**INSTRUCTION:** Write out the records that appear below, verbatim and complete, but without pictures.

**PROVIDED RECORDS:**
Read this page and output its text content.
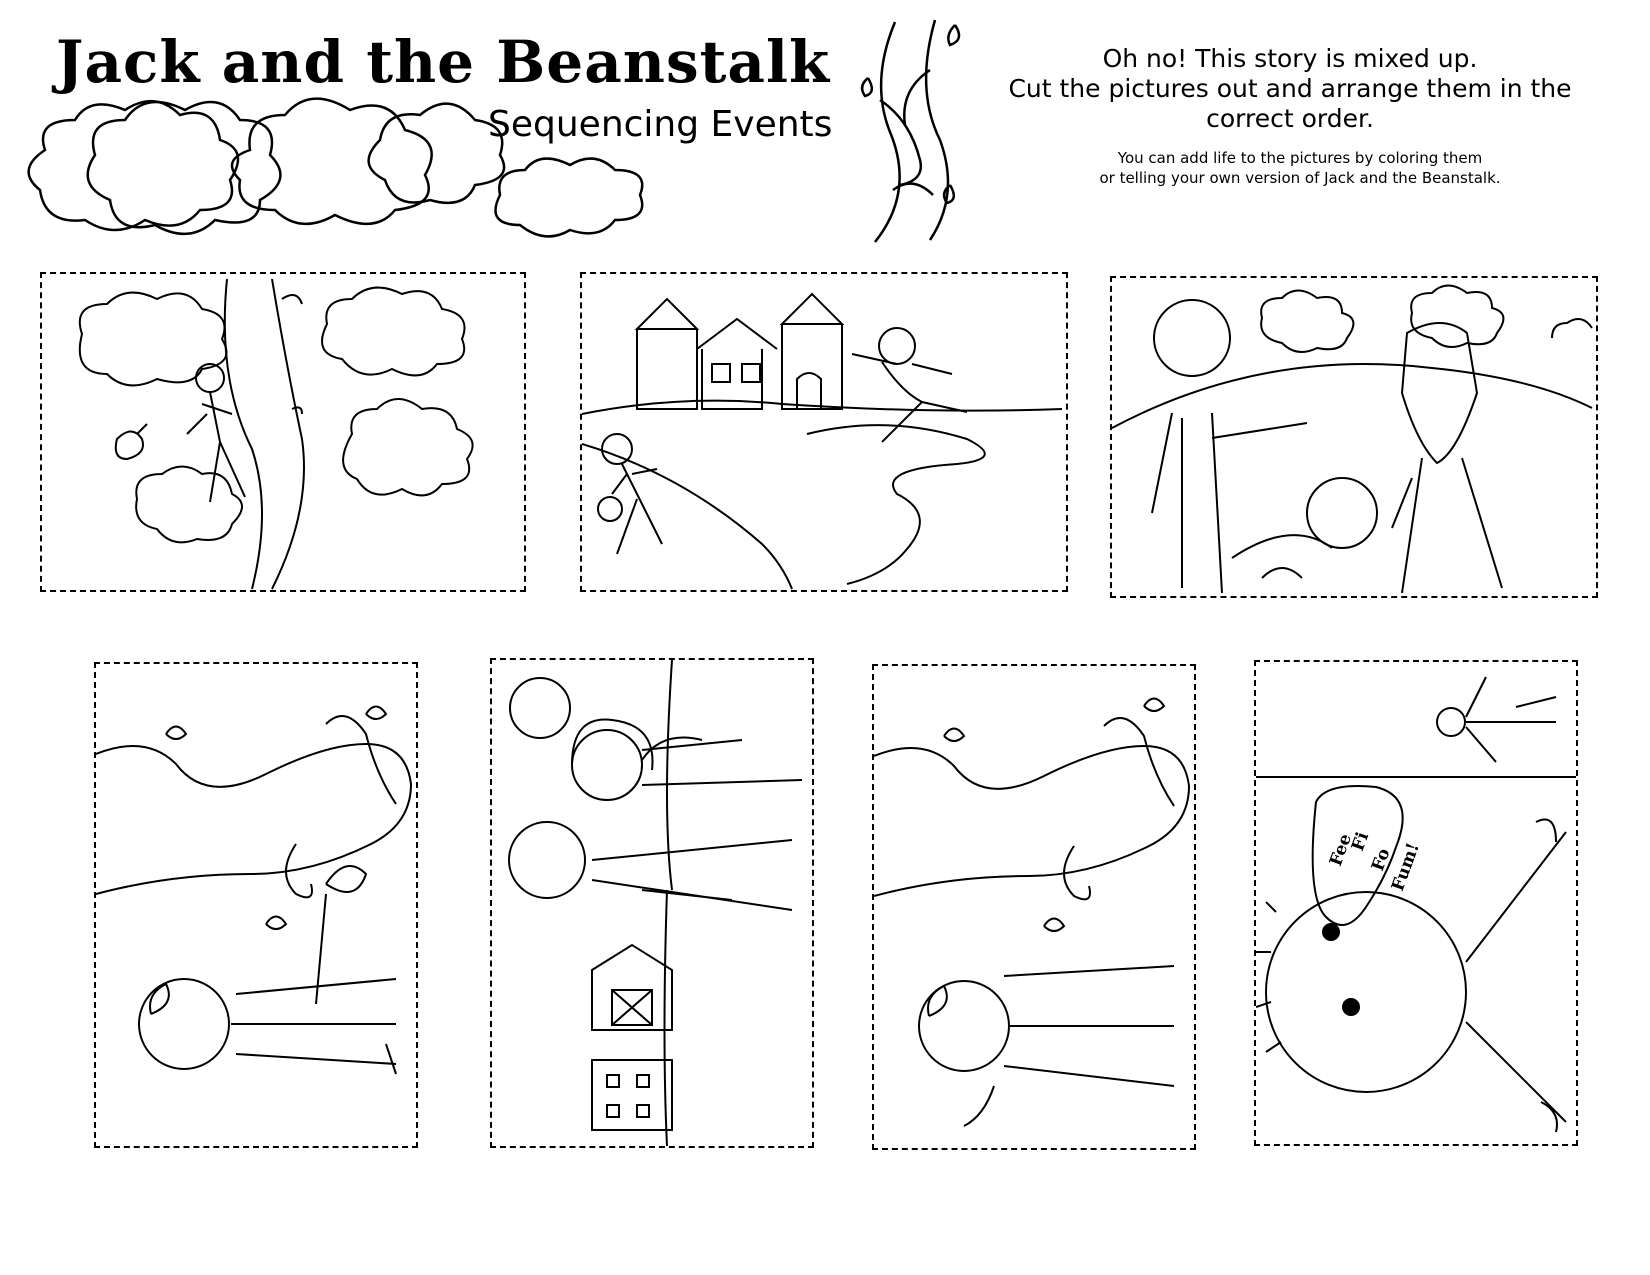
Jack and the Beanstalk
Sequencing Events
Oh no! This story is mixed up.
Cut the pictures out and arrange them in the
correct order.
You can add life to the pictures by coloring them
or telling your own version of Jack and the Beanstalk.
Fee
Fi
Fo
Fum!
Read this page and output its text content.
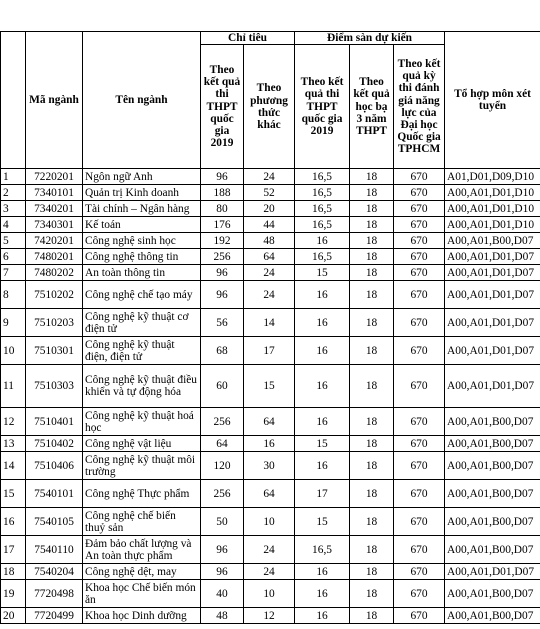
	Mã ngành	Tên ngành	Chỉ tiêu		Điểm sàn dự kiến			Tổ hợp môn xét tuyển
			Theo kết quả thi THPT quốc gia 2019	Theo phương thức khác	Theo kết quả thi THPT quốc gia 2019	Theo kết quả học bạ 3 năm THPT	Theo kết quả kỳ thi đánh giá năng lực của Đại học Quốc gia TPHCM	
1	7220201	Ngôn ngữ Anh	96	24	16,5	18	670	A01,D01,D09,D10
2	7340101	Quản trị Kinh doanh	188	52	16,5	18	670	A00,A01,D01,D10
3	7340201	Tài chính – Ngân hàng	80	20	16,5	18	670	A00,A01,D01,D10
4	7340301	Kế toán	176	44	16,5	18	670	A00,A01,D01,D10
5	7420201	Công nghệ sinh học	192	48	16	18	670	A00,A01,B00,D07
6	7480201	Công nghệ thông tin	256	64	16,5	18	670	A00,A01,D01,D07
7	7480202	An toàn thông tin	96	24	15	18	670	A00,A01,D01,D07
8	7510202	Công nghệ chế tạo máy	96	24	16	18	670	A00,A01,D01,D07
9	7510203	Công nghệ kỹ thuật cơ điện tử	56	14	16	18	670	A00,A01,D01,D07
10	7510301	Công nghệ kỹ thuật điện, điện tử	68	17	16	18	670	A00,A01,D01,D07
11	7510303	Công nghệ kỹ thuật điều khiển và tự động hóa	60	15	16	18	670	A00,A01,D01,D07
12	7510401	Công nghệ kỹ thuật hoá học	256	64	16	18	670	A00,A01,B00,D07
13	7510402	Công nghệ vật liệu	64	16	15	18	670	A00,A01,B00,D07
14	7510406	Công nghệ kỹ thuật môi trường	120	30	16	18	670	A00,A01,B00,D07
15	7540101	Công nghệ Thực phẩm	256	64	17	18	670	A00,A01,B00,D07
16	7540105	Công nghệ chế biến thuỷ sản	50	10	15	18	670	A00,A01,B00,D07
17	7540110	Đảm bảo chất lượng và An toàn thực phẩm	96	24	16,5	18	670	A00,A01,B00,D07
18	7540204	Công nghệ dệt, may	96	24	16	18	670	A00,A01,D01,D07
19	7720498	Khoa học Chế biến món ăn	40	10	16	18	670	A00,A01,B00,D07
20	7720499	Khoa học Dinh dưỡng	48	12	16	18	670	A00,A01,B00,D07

**FINISHED TASK:**
Read this page and output its text content.
Jack and the Beanstalk
Sequencing Events
Oh no! This story is mixed up.
Cut the pictures out and arrange them in the
correct order.
You can add life to the pictures by coloring them
or telling your own version of Jack and the Beanstalk.
Fee
Fi
Fo
Fum!
Read this page and output its text content.
	Mã ngành	Tên ngành	Chỉ tiêu		Điểm sàn dự kiến			Tổ hợp môn xét tuyển
			Theo kết quả thi THPT quốc gia 2019	Theo phương thức khác	Theo kết quả thi THPT quốc gia 2019	Theo kết quả học bạ 3 năm THPT	Theo kết quả kỳ thi đánh giá năng lực của Đại học Quốc gia TPHCM	
1	7220201	Ngôn ngữ Anh	96	24	16,5	18	670	A01,D01,D09,D10
2	7340101	Quản trị Kinh doanh	188	52	16,5	18	670	A00,A01,D01,D10
3	7340201	Tài chính – Ngân hàng	80	20	16,5	18	670	A00,A01,D01,D10
4	7340301	Kế toán	176	44	16,5	18	670	A00,A01,D01,D10
5	7420201	Công nghệ sinh học	192	48	16	18	670	A00,A01,B00,D07
6	7480201	Công nghệ thông tin	256	64	16,5	18	670	A00,A01,D01,D07
7	7480202	An toàn thông tin	96	24	15	18	670	A00,A01,D01,D07
8	7510202	Công nghệ chế tạo máy	96	24	16	18	670	A00,A01,D01,D07
9	7510203	Công nghệ kỹ thuật cơ điện tử	56	14	16	18	670	A00,A01,D01,D07
10	7510301	Công nghệ kỹ thuật điện, điện tử	68	17	16	18	670	A00,A01,D01,D07
11	7510303	Công nghệ kỹ thuật điều khiển và tự động hóa	60	15	16	18	670	A00,A01,D01,D07
12	7510401	Công nghệ kỹ thuật hoá học	256	64	16	18	670	A00,A01,B00,D07
13	7510402	Công nghệ vật liệu	64	16	15	18	670	A00,A01,B00,D07
14	7510406	Công nghệ kỹ thuật môi trường	120	30	16	18	670	A00,A01,B00,D07
15	7540101	Công nghệ Thực phẩm	256	64	17	18	670	A00,A01,B00,D07
16	7540105	Công nghệ chế biến thuỷ sản	50	10	15	18	670	A00,A01,B00,D07
17	7540110	Đảm bảo chất lượng và An toàn thực phẩm	96	24	16,5	18	670	A00,A01,B00,D07
18	7540204	Công nghệ dệt, may	96	24	16	18	670	A00,A01,D01,D07
19	7720498	Khoa học Chế biến món ăn	40	10	16	18	670	A00,A01,B00,D07
20	7720499	Khoa học Dinh dưỡng	48	12	16	18	670	A00,A01,B00,D07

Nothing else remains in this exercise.